• _Task description_: Skip the pictures. Reproduce all other material exactly.

═══

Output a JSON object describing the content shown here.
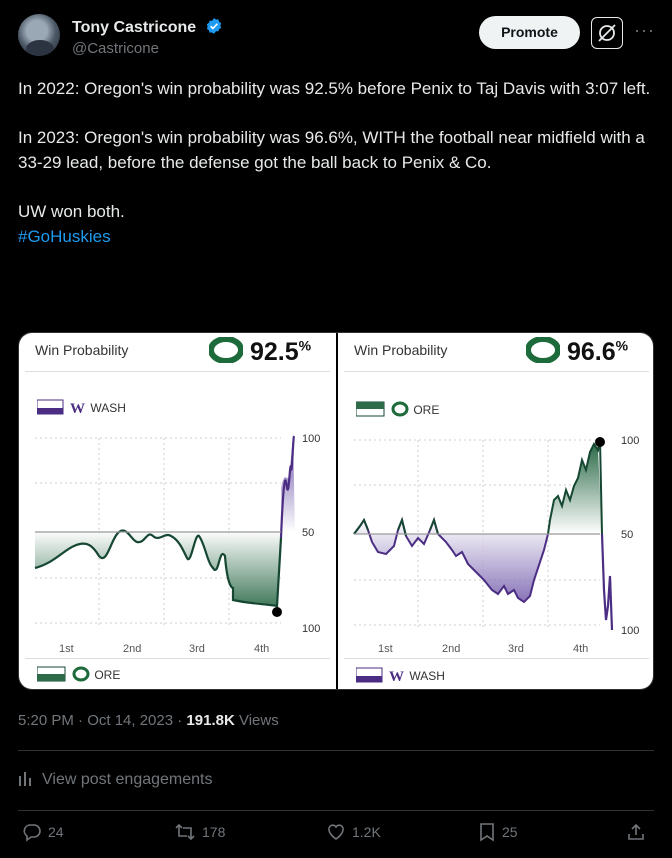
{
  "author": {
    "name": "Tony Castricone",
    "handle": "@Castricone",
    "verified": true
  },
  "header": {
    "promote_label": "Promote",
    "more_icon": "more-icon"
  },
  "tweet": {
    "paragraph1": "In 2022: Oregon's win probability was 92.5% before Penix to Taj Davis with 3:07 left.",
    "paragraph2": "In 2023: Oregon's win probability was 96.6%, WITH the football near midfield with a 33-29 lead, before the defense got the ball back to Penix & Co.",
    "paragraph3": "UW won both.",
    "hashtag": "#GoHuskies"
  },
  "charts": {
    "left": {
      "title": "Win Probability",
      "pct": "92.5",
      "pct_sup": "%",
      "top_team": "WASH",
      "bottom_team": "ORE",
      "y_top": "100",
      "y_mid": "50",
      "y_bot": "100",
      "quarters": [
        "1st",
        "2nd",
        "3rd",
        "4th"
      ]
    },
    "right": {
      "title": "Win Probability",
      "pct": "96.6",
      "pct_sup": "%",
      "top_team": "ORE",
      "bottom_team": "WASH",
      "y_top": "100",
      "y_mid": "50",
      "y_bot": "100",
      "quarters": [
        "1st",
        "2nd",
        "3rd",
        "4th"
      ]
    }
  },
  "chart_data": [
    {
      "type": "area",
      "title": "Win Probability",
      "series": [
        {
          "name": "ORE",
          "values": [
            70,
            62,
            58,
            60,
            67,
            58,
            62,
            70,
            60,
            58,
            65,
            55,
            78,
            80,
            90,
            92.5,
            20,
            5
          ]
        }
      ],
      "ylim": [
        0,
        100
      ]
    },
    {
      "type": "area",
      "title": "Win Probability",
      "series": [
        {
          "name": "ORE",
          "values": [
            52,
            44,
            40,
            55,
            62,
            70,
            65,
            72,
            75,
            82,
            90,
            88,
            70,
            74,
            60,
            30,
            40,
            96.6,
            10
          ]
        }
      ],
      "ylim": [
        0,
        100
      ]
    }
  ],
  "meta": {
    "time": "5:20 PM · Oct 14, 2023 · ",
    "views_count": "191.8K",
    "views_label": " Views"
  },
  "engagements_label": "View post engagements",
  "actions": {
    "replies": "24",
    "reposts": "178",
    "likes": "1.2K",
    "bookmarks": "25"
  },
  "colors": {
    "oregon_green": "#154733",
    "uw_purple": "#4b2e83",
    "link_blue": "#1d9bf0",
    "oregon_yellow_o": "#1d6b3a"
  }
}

═══

• _In response_:
Output a JSON object describing the content shown here.
{
  "author": {
    "name": "Tony Castricone",
    "handle": "@Castricone",
    "verified": true
  },
  "header": {
    "promote_label": "Promote",
    "more_icon": "more-icon"
  },
  "tweet": {
    "paragraph1": "In 2022: Oregon's win probability was 92.5% before Penix to Taj Davis with 3:07 left.",
    "paragraph2": "In 2023: Oregon's win probability was 96.6%, WITH the football near midfield with a 33-29 lead, before the defense got the ball back to Penix & Co.",
    "paragraph3": "UW won both.",
    "hashtag": "#GoHuskies"
  },
  "charts": {
    "left": {
      "title": "Win Probability",
      "pct": "92.5",
      "pct_sup": "%",
      "top_team": "WASH",
      "bottom_team": "ORE",
      "y_top": "100",
      "y_mid": "50",
      "y_bot": "100",
      "quarters": [
        "1st",
        "2nd",
        "3rd",
        "4th"
      ]
    },
    "right": {
      "title": "Win Probability",
      "pct": "96.6",
      "pct_sup": "%",
      "top_team": "ORE",
      "bottom_team": "WASH",
      "y_top": "100",
      "y_mid": "50",
      "y_bot": "100",
      "quarters": [
        "1st",
        "2nd",
        "3rd",
        "4th"
      ]
    }
  },
  "chart_data": [
    {
      "type": "area",
      "title": "Win Probability",
      "series": [
        {
          "name": "ORE",
          "values": [
            70,
            62,
            58,
            60,
            67,
            58,
            62,
            70,
            60,
            58,
            65,
            55,
            78,
            80,
            90,
            92.5,
            20,
            5
          ]
        }
      ],
      "ylim": [
        0,
        100
      ]
    },
    {
      "type": "area",
      "title": "Win Probability",
      "series": [
        {
          "name": "ORE",
          "values": [
            52,
            44,
            40,
            55,
            62,
            70,
            65,
            72,
            75,
            82,
            90,
            88,
            70,
            74,
            60,
            30,
            40,
            96.6,
            10
          ]
        }
      ],
      "ylim": [
        0,
        100
      ]
    }
  ],
  "meta": {
    "time": "5:20 PM · Oct 14, 2023 · ",
    "views_count": "191.8K",
    "views_label": " Views"
  },
  "engagements_label": "View post engagements",
  "actions": {
    "replies": "24",
    "reposts": "178",
    "likes": "1.2K",
    "bookmarks": "25"
  },
  "colors": {
    "oregon_green": "#154733",
    "uw_purple": "#4b2e83",
    "link_blue": "#1d9bf0",
    "oregon_yellow_o": "#1d6b3a"
  }
}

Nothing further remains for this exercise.